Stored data
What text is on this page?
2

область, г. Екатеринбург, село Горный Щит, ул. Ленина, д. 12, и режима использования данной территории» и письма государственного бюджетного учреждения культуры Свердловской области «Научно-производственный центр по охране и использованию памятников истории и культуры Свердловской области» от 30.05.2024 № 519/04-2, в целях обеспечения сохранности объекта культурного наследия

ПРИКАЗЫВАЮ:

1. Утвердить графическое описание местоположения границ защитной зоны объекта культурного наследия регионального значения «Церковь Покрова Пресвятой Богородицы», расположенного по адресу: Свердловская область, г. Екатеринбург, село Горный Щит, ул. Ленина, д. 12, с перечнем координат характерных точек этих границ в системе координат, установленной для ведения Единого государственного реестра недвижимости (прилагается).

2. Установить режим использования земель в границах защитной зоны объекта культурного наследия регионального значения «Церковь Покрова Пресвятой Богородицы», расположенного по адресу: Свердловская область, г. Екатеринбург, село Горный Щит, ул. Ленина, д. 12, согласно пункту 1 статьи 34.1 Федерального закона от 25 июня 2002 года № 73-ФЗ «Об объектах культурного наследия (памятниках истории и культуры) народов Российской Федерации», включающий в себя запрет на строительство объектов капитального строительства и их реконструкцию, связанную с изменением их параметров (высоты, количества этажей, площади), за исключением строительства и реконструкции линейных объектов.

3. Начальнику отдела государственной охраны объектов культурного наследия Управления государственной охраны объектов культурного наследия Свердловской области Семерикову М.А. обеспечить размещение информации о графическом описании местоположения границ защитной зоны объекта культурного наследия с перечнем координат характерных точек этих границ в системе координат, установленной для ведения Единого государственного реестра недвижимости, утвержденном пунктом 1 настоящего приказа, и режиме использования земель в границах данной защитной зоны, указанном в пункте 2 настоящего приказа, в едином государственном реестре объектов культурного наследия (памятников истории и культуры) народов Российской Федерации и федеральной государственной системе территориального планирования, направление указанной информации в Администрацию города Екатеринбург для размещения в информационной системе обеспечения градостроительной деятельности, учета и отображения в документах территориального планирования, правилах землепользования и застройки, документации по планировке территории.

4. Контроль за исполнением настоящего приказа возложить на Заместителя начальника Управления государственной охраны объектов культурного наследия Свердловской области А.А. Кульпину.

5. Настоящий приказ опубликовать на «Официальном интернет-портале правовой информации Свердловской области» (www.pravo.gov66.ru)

**Requirement:**
Select every line where the word "государственной" occurs.

**Response:**
3. Начальнику отдела государственной охраны объектов культурного наследия Управления государственной охраны объектов культурного наследия Свердловской области Семерикову М.А. обеспечить размещение информации о графическом описании местоположения границ защитной зоны объекта культурного наследия с перечнем координат характерных точек этих границ в системе координат, установленной для ведения Единого государственного реестра недвижимости, утвержденном пунктом 1 настоящего приказа, и режиме использования земель в границах данной защитной зоны, указанном в пункте 2 настоящего приказа, в едином государственном реестре объектов культурного наследия (памятников истории и культуры) народов Российской Федерации и федеральной государственной системе территориального планирования, направление указанной информации в Администрацию города Екатеринбург для размещения в информационной системе обеспечения градостроительной деятельности, учета и отображения в документах территориального планирования, правилах землепользования и застройки, документации по планировке территории.
4. Контроль за исполнением настоящего приказа возложить на Заместителя начальника Управления государственной охраны объектов культурного наследия Свердловской области А.А. Кульпину.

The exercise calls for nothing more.